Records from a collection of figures
>>>>>
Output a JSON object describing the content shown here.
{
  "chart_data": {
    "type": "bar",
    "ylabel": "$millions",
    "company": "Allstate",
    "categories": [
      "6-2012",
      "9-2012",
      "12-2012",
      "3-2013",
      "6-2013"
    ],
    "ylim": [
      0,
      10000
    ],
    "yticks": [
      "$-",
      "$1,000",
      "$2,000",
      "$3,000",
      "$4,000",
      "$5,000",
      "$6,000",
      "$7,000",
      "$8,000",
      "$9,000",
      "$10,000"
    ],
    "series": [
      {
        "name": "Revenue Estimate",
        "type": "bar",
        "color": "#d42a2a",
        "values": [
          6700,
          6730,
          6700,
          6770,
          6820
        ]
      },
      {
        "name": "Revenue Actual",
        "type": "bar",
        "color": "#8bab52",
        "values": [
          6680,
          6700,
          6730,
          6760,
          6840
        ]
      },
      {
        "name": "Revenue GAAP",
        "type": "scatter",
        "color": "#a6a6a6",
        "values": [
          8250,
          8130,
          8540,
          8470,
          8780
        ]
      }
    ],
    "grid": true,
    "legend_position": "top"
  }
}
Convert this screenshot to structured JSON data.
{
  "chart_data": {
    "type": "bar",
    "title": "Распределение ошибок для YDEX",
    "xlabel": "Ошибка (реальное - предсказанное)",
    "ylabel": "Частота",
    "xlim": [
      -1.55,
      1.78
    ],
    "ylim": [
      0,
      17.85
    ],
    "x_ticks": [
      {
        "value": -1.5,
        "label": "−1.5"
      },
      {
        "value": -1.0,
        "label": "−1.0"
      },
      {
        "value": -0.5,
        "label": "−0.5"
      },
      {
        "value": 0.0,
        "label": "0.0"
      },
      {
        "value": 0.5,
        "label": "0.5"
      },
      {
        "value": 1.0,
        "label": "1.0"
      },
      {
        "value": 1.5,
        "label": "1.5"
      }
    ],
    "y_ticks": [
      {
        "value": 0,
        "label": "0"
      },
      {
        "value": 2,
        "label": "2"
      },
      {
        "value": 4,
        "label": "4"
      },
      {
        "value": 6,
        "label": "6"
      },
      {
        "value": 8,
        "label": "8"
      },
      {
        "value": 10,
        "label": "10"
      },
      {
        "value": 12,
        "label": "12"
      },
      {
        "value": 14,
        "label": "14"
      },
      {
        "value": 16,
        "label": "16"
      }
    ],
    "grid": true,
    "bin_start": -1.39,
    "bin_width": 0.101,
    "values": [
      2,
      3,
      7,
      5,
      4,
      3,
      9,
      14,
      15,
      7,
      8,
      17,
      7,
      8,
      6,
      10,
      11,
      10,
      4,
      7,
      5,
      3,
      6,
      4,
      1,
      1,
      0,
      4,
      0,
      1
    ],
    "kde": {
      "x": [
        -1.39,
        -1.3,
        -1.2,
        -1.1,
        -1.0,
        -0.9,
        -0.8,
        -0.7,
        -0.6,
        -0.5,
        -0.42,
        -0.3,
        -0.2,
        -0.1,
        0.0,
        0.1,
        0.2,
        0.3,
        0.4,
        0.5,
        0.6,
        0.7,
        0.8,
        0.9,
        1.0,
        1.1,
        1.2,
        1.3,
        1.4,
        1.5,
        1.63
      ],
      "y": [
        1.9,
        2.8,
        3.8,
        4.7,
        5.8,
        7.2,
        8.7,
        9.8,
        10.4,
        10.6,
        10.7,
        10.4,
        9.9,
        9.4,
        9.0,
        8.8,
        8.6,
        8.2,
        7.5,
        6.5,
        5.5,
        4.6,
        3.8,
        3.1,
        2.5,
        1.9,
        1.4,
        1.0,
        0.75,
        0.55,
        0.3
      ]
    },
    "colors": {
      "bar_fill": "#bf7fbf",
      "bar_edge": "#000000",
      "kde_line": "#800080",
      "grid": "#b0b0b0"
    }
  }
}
<<<<<
● **PROMPT**
Word for word, quote all of the data above.

● **EXERCISE ANSWER**
Output a JSON object describing the content shown here.
{
  "chart_data": {
    "type": "bar",
    "ylabel": "$millions",
    "company": "Allstate",
    "categories": [
      "6-2012",
      "9-2012",
      "12-2012",
      "3-2013",
      "6-2013"
    ],
    "ylim": [
      0,
      10000
    ],
    "yticks": [
      "$-",
      "$1,000",
      "$2,000",
      "$3,000",
      "$4,000",
      "$5,000",
      "$6,000",
      "$7,000",
      "$8,000",
      "$9,000",
      "$10,000"
    ],
    "series": [
      {
        "name": "Revenue Estimate",
        "type": "bar",
        "color": "#d42a2a",
        "values": [
          6700,
          6730,
          6700,
          6770,
          6820
        ]
      },
      {
        "name": "Revenue Actual",
        "type": "bar",
        "color": "#8bab52",
        "values": [
          6680,
          6700,
          6730,
          6760,
          6840
        ]
      },
      {
        "name": "Revenue GAAP",
        "type": "scatter",
        "color": "#a6a6a6",
        "values": [
          8250,
          8130,
          8540,
          8470,
          8780
        ]
      }
    ],
    "grid": true,
    "legend_position": "top"
  }
}
Convert this screenshot to structured JSON data.
{
  "chart_data": {
    "type": "bar",
    "title": "Распределение ошибок для YDEX",
    "xlabel": "Ошибка (реальное - предсказанное)",
    "ylabel": "Частота",
    "xlim": [
      -1.55,
      1.78
    ],
    "ylim": [
      0,
      17.85
    ],
    "x_ticks": [
      {
        "value": -1.5,
        "label": "−1.5"
      },
      {
        "value": -1.0,
        "label": "−1.0"
      },
      {
        "value": -0.5,
        "label": "−0.5"
      },
      {
        "value": 0.0,
        "label": "0.0"
      },
      {
        "value": 0.5,
        "label": "0.5"
      },
      {
        "value": 1.0,
        "label": "1.0"
      },
      {
        "value": 1.5,
        "label": "1.5"
      }
    ],
    "y_ticks": [
      {
        "value": 0,
        "label": "0"
      },
      {
        "value": 2,
        "label": "2"
      },
      {
        "value": 4,
        "label": "4"
      },
      {
        "value": 6,
        "label": "6"
      },
      {
        "value": 8,
        "label": "8"
      },
      {
        "value": 10,
        "label": "10"
      },
      {
        "value": 12,
        "label": "12"
      },
      {
        "value": 14,
        "label": "14"
      },
      {
        "value": 16,
        "label": "16"
      }
    ],
    "grid": true,
    "bin_start": -1.39,
    "bin_width": 0.101,
    "values": [
      2,
      3,
      7,
      5,
      4,
      3,
      9,
      14,
      15,
      7,
      8,
      17,
      7,
      8,
      6,
      10,
      11,
      10,
      4,
      7,
      5,
      3,
      6,
      4,
      1,
      1,
      0,
      4,
      0,
      1
    ],
    "kde": {
      "x": [
        -1.39,
        -1.3,
        -1.2,
        -1.1,
        -1.0,
        -0.9,
        -0.8,
        -0.7,
        -0.6,
        -0.5,
        -0.42,
        -0.3,
        -0.2,
        -0.1,
        0.0,
        0.1,
        0.2,
        0.3,
        0.4,
        0.5,
        0.6,
        0.7,
        0.8,
        0.9,
        1.0,
        1.1,
        1.2,
        1.3,
        1.4,
        1.5,
        1.63
      ],
      "y": [
        1.9,
        2.8,
        3.8,
        4.7,
        5.8,
        7.2,
        8.7,
        9.8,
        10.4,
        10.6,
        10.7,
        10.4,
        9.9,
        9.4,
        9.0,
        8.8,
        8.6,
        8.2,
        7.5,
        6.5,
        5.5,
        4.6,
        3.8,
        3.1,
        2.5,
        1.9,
        1.4,
        1.0,
        0.75,
        0.55,
        0.3
      ]
    },
    "colors": {
      "bar_fill": "#bf7fbf",
      "bar_edge": "#000000",
      "kde_line": "#800080",
      "grid": "#b0b0b0"
    }
  }
}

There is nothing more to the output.